→ WORK TO COMPLETE:
Repeat, exactly and completely, the entries shown underneath.

^^^^^^^^^^^^^^^^

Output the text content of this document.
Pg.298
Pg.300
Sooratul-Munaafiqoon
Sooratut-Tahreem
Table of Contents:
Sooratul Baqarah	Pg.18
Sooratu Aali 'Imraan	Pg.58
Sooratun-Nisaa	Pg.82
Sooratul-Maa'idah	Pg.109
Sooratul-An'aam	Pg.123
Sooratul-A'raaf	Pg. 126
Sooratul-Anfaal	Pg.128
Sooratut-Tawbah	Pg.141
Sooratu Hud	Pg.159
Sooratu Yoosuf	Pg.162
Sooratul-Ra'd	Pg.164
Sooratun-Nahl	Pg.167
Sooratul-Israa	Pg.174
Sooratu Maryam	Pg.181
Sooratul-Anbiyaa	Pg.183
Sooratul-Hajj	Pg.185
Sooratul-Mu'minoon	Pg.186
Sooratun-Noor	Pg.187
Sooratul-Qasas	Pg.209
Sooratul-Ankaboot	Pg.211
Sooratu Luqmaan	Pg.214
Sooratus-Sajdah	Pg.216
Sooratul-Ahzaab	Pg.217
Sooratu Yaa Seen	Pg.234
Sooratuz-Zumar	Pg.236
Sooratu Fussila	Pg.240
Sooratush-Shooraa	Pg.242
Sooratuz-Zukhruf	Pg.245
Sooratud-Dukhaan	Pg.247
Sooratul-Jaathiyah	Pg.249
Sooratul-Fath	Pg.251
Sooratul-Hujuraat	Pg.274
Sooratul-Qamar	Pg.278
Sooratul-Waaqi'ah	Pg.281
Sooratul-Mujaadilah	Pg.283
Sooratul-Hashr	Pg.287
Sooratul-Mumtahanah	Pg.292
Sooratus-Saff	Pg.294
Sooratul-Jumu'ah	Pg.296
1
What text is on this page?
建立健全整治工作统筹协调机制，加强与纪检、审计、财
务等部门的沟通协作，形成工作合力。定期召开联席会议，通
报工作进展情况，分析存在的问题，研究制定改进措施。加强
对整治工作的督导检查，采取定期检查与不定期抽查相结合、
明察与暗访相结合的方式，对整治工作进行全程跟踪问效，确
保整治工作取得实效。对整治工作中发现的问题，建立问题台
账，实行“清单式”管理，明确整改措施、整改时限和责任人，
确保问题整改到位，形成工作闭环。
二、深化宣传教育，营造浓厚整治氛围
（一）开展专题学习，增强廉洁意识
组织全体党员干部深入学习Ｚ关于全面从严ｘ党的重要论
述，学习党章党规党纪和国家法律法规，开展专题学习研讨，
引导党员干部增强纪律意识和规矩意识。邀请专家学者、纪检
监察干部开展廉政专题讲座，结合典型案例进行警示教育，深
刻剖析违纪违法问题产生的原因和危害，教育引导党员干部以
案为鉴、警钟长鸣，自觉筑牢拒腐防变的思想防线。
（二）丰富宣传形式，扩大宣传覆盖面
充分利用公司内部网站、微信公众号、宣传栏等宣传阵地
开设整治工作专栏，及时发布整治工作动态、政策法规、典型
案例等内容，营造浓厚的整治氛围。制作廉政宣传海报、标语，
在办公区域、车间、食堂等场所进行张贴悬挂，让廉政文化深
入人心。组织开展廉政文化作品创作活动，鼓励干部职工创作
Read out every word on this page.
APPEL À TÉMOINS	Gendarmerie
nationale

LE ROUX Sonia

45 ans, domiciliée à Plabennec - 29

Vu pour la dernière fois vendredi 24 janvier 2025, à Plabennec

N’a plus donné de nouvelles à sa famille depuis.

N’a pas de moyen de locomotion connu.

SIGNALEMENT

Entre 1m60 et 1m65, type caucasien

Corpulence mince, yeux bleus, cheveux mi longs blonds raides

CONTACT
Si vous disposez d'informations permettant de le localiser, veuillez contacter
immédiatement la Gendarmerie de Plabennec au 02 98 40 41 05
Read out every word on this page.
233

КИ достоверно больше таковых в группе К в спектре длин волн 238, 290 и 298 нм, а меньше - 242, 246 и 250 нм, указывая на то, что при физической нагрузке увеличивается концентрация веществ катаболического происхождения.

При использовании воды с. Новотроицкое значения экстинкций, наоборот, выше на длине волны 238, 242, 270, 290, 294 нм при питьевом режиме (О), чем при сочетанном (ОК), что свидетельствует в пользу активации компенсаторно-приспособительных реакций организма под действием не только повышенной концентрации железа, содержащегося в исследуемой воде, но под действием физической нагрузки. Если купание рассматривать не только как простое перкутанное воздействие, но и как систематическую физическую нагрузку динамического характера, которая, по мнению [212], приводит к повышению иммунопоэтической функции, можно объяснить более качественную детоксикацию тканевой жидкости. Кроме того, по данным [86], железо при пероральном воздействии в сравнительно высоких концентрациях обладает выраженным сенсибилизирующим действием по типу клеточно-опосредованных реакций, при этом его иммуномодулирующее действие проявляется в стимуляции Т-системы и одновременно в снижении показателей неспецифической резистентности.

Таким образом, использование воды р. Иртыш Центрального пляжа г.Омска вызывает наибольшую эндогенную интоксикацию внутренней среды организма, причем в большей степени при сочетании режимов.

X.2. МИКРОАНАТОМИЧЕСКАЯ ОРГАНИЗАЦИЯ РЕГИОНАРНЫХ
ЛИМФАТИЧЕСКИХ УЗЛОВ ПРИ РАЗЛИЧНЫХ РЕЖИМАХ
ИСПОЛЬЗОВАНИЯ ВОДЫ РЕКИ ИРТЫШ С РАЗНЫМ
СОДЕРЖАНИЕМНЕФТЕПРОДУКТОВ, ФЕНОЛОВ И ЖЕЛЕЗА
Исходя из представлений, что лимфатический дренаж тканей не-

^^^^^^^^^^^^^^^^

→ RESPONSE:
Output the text content of this document.
Pg.298
Pg.300
Sooratul-Munaafiqoon
Sooratut-Tahreem
Table of Contents:
Sooratul Baqarah	Pg.18
Sooratu Aali 'Imraan	Pg.58
Sooratun-Nisaa	Pg.82
Sooratul-Maa'idah	Pg.109
Sooratul-An'aam	Pg.123
Sooratul-A'raaf	Pg. 126
Sooratul-Anfaal	Pg.128
Sooratut-Tawbah	Pg.141
Sooratu Hud	Pg.159
Sooratu Yoosuf	Pg.162
Sooratul-Ra'd	Pg.164
Sooratun-Nahl	Pg.167
Sooratul-Israa	Pg.174
Sooratu Maryam	Pg.181
Sooratul-Anbiyaa	Pg.183
Sooratul-Hajj	Pg.185
Sooratul-Mu'minoon	Pg.186
Sooratun-Noor	Pg.187
Sooratul-Qasas	Pg.209
Sooratul-Ankaboot	Pg.211
Sooratu Luqmaan	Pg.214
Sooratus-Sajdah	Pg.216
Sooratul-Ahzaab	Pg.217
Sooratu Yaa Seen	Pg.234
Sooratuz-Zumar	Pg.236
Sooratu Fussila	Pg.240
Sooratush-Shooraa	Pg.242
Sooratuz-Zukhruf	Pg.245
Sooratud-Dukhaan	Pg.247
Sooratul-Jaathiyah	Pg.249
Sooratul-Fath	Pg.251
Sooratul-Hujuraat	Pg.274
Sooratul-Qamar	Pg.278
Sooratul-Waaqi'ah	Pg.281
Sooratul-Mujaadilah	Pg.283
Sooratul-Hashr	Pg.287
Sooratul-Mumtahanah	Pg.292
Sooratus-Saff	Pg.294
Sooratul-Jumu'ah	Pg.296
1
What text is on this page?
建立健全整治工作统筹协调机制，加强与纪检、审计、财
务等部门的沟通协作，形成工作合力。定期召开联席会议，通
报工作进展情况，分析存在的问题，研究制定改进措施。加强
对整治工作的督导检查，采取定期检查与不定期抽查相结合、
明察与暗访相结合的方式，对整治工作进行全程跟踪问效，确
保整治工作取得实效。对整治工作中发现的问题，建立问题台
账，实行“清单式”管理，明确整改措施、整改时限和责任人，
确保问题整改到位，形成工作闭环。
二、深化宣传教育，营造浓厚整治氛围
（一）开展专题学习，增强廉洁意识
组织全体党员干部深入学习Ｚ关于全面从严ｘ党的重要论
述，学习党章党规党纪和国家法律法规，开展专题学习研讨，
引导党员干部增强纪律意识和规矩意识。邀请专家学者、纪检
监察干部开展廉政专题讲座，结合典型案例进行警示教育，深
刻剖析违纪违法问题产生的原因和危害，教育引导党员干部以
案为鉴、警钟长鸣，自觉筑牢拒腐防变的思想防线。
（二）丰富宣传形式，扩大宣传覆盖面
充分利用公司内部网站、微信公众号、宣传栏等宣传阵地
开设整治工作专栏，及时发布整治工作动态、政策法规、典型
案例等内容，营造浓厚的整治氛围。制作廉政宣传海报、标语，
在办公区域、车间、食堂等场所进行张贴悬挂，让廉政文化深
入人心。组织开展廉政文化作品创作活动，鼓励干部职工创作
Read out every word on this page.
APPEL À TÉMOINS	Gendarmerie
nationale

LE ROUX Sonia

45 ans, domiciliée à Plabennec - 29

Vu pour la dernière fois vendredi 24 janvier 2025, à Plabennec

N’a plus donné de nouvelles à sa famille depuis.

N’a pas de moyen de locomotion connu.

SIGNALEMENT

Entre 1m60 et 1m65, type caucasien

Corpulence mince, yeux bleus, cheveux mi longs blonds raides

CONTACT
Si vous disposez d'informations permettant de le localiser, veuillez contacter
immédiatement la Gendarmerie de Plabennec au 02 98 40 41 05
Read out every word on this page.
233

КИ достоверно больше таковых в группе К в спектре длин волн 238, 290 и 298 нм, а меньше - 242, 246 и 250 нм, указывая на то, что при физической нагрузке увеличивается концентрация веществ катаболического происхождения.

При использовании воды с. Новотроицкое значения экстинкций, наоборот, выше на длине волны 238, 242, 270, 290, 294 нм при питьевом режиме (О), чем при сочетанном (ОК), что свидетельствует в пользу активации компенсаторно-приспособительных реакций организма под действием не только повышенной концентрации железа, содержащегося в исследуемой воде, но под действием физической нагрузки. Если купание рассматривать не только как простое перкутанное воздействие, но и как систематическую физическую нагрузку динамического характера, которая, по мнению [212], приводит к повышению иммунопоэтической функции, можно объяснить более качественную детоксикацию тканевой жидкости. Кроме того, по данным [86], железо при пероральном воздействии в сравнительно высоких концентрациях обладает выраженным сенсибилизирующим действием по типу клеточно-опосредованных реакций, при этом его иммуномодулирующее действие проявляется в стимуляции Т-системы и одновременно в снижении показателей неспецифической резистентности.

Таким образом, использование воды р. Иртыш Центрального пляжа г.Омска вызывает наибольшую эндогенную интоксикацию внутренней среды организма, причем в большей степени при сочетании режимов.

X.2. МИКРОАНАТОМИЧЕСКАЯ ОРГАНИЗАЦИЯ РЕГИОНАРНЫХ
ЛИМФАТИЧЕСКИХ УЗЛОВ ПРИ РАЗЛИЧНЫХ РЕЖИМАХ
ИСПОЛЬЗОВАНИЯ ВОДЫ РЕКИ ИРТЫШ С РАЗНЫМ
СОДЕРЖАНИЕМНЕФТЕПРОДУКТОВ, ФЕНОЛОВ И ЖЕЛЕЗА
Исходя из представлений, что лимфатический дренаж тканей не-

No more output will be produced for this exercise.